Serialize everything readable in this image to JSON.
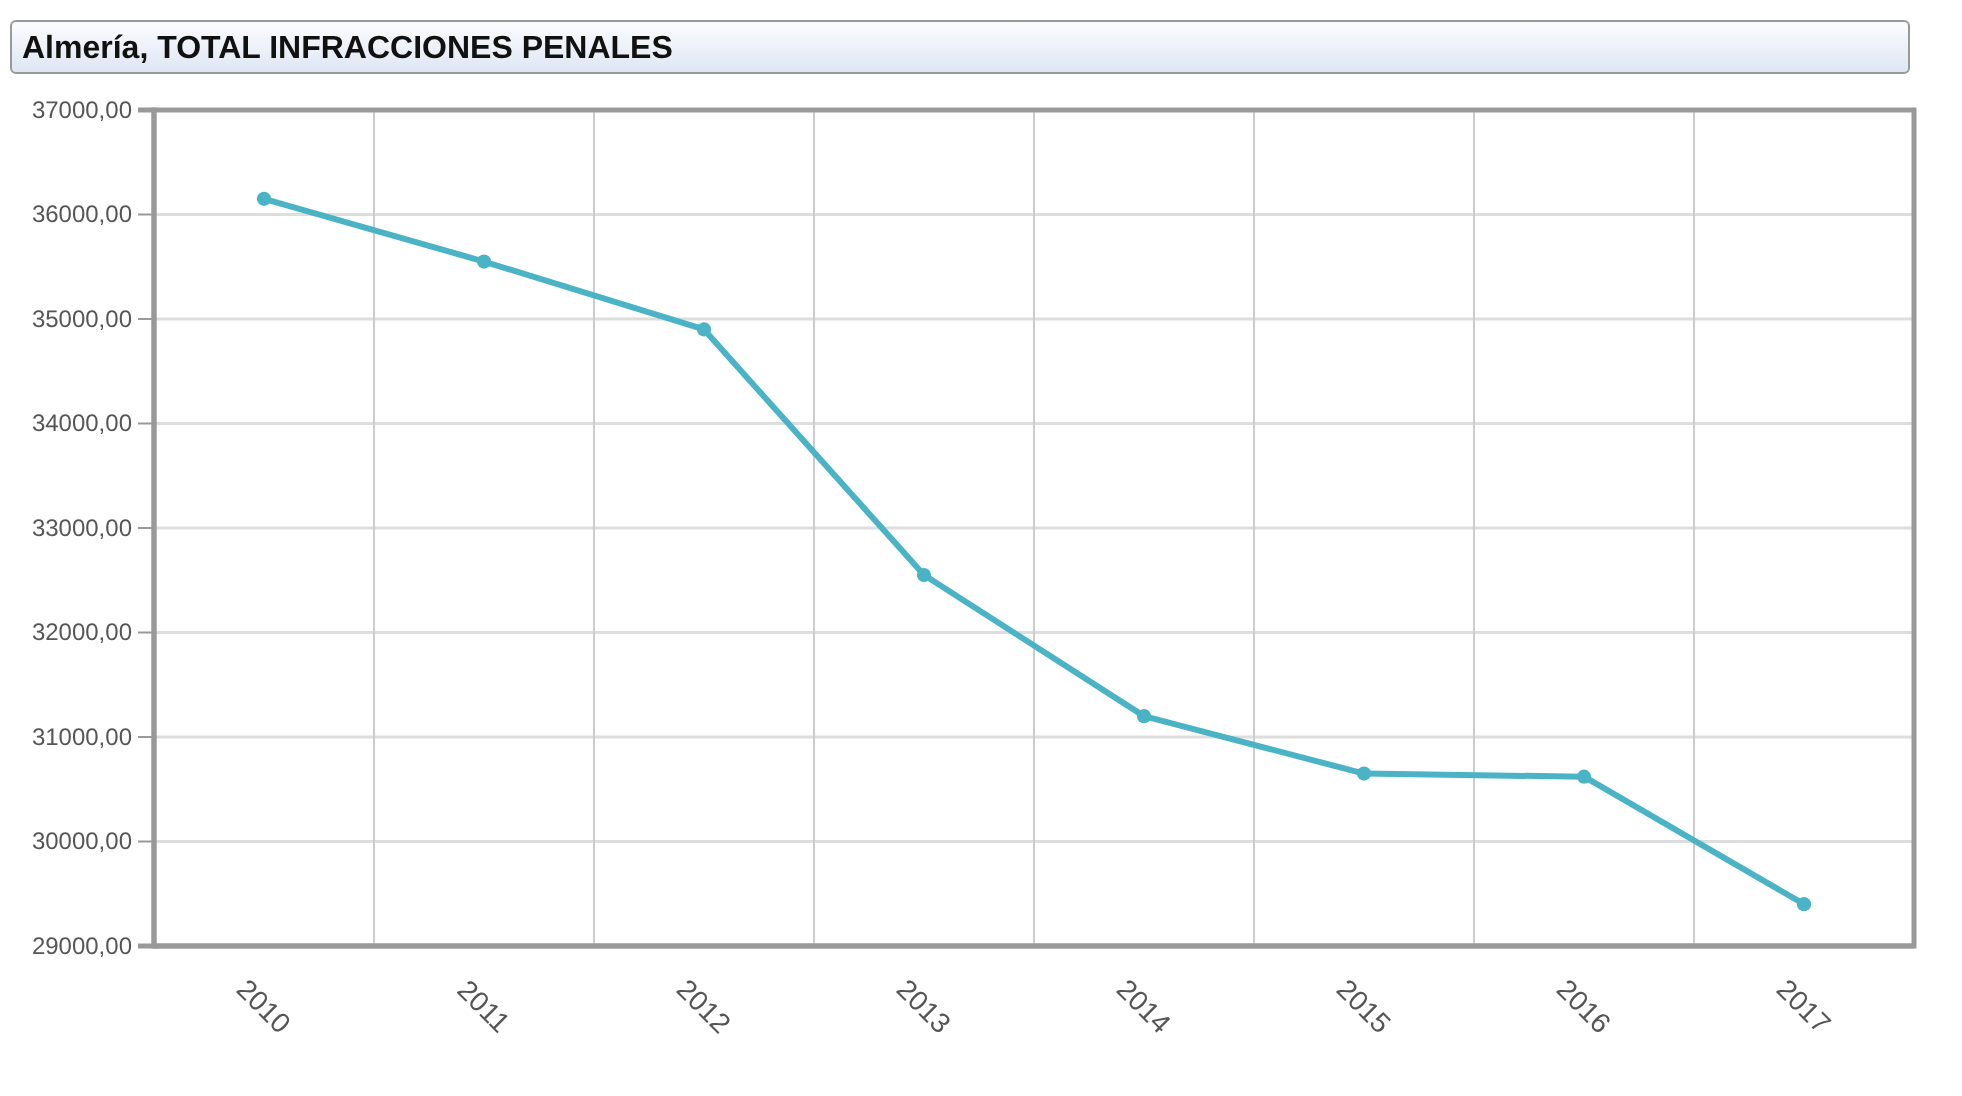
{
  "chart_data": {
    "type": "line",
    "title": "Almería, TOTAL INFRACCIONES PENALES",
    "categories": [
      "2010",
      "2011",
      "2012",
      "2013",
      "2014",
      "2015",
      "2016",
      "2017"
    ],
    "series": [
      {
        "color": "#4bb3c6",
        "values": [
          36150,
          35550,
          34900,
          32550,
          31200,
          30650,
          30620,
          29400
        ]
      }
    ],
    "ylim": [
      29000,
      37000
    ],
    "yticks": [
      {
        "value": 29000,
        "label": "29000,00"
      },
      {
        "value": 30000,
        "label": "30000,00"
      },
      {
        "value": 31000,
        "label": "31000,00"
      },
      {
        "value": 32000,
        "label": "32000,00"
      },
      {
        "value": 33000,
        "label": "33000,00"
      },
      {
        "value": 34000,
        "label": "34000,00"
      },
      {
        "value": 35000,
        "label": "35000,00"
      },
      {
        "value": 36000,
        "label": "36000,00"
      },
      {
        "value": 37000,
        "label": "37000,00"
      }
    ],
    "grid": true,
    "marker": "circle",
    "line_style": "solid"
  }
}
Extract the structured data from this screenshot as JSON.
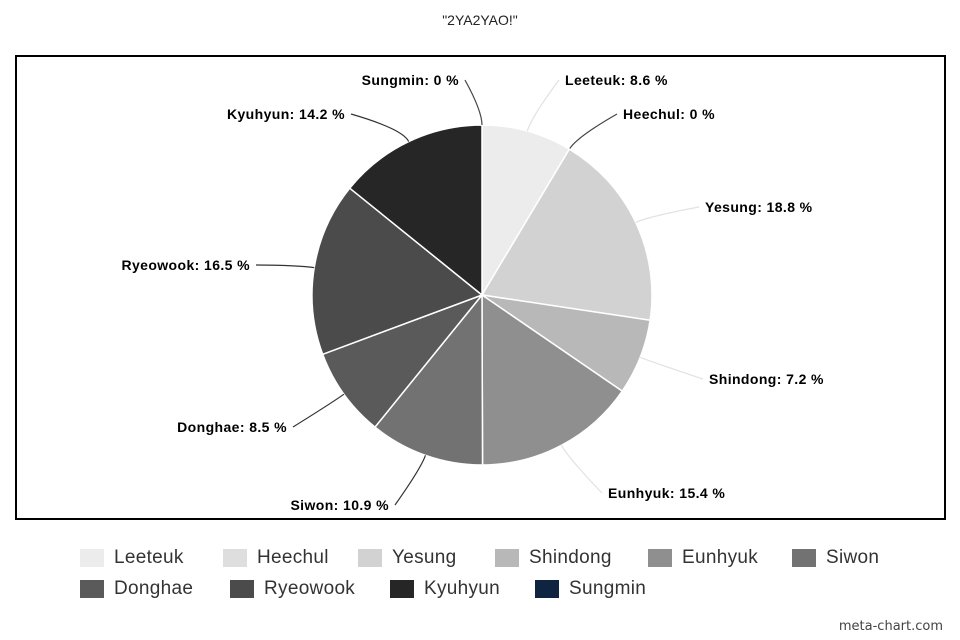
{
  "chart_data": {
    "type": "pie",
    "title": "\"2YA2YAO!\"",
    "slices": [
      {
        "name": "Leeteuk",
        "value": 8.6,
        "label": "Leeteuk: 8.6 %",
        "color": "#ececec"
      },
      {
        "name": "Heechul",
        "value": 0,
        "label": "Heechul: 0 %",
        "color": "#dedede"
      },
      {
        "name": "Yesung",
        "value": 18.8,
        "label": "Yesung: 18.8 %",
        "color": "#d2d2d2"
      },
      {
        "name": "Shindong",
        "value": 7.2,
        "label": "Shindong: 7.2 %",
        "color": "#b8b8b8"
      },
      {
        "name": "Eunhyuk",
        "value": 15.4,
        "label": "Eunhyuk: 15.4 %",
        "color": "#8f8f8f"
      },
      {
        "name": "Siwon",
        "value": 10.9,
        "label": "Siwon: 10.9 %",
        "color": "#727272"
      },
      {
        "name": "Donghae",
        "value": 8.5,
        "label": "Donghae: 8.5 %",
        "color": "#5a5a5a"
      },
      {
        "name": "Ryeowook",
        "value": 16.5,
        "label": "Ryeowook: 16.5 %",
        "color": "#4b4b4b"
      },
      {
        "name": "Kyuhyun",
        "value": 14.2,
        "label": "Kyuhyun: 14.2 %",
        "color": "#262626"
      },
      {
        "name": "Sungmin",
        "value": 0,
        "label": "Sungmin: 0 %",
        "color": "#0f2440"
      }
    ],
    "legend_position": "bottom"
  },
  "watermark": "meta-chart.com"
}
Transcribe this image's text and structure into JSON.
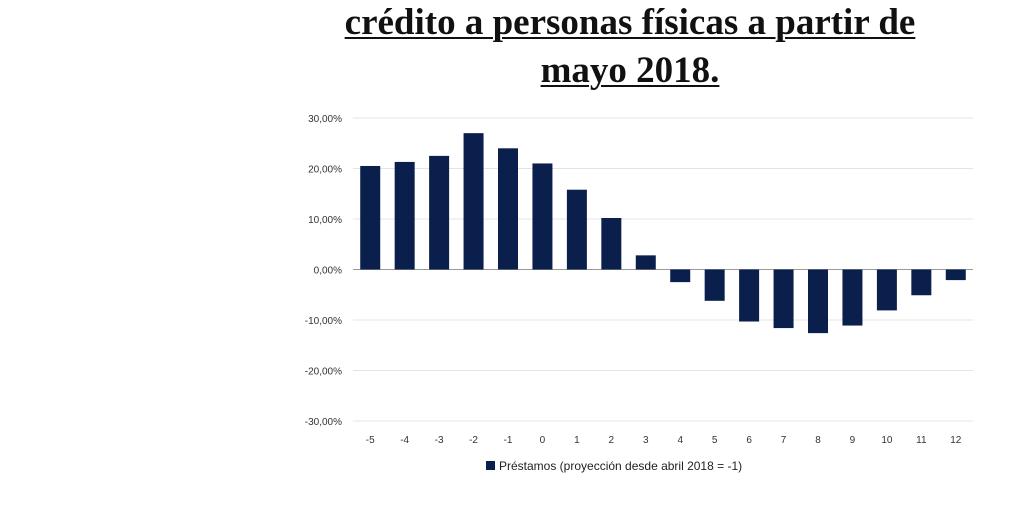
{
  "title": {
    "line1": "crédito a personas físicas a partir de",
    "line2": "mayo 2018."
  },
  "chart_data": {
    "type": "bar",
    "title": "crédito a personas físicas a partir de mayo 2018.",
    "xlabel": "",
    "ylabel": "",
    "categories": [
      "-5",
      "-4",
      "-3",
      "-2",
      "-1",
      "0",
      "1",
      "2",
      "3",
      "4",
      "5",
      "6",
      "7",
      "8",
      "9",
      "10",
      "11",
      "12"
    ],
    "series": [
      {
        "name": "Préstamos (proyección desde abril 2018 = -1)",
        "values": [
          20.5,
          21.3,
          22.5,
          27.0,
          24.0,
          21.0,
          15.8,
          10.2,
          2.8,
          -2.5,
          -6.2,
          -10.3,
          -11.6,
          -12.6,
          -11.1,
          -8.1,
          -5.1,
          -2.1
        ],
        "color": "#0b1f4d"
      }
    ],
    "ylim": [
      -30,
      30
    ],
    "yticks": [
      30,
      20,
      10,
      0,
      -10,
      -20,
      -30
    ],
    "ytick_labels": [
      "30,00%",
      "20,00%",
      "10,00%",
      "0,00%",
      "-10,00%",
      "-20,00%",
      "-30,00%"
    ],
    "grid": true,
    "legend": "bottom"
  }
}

━━━

Working from the listing above, pick out every line that has "partir" and copy it.

    "line1": "crédito a personas físicas a partir de",
    "title": "crédito a personas físicas a partir de mayo 2018.",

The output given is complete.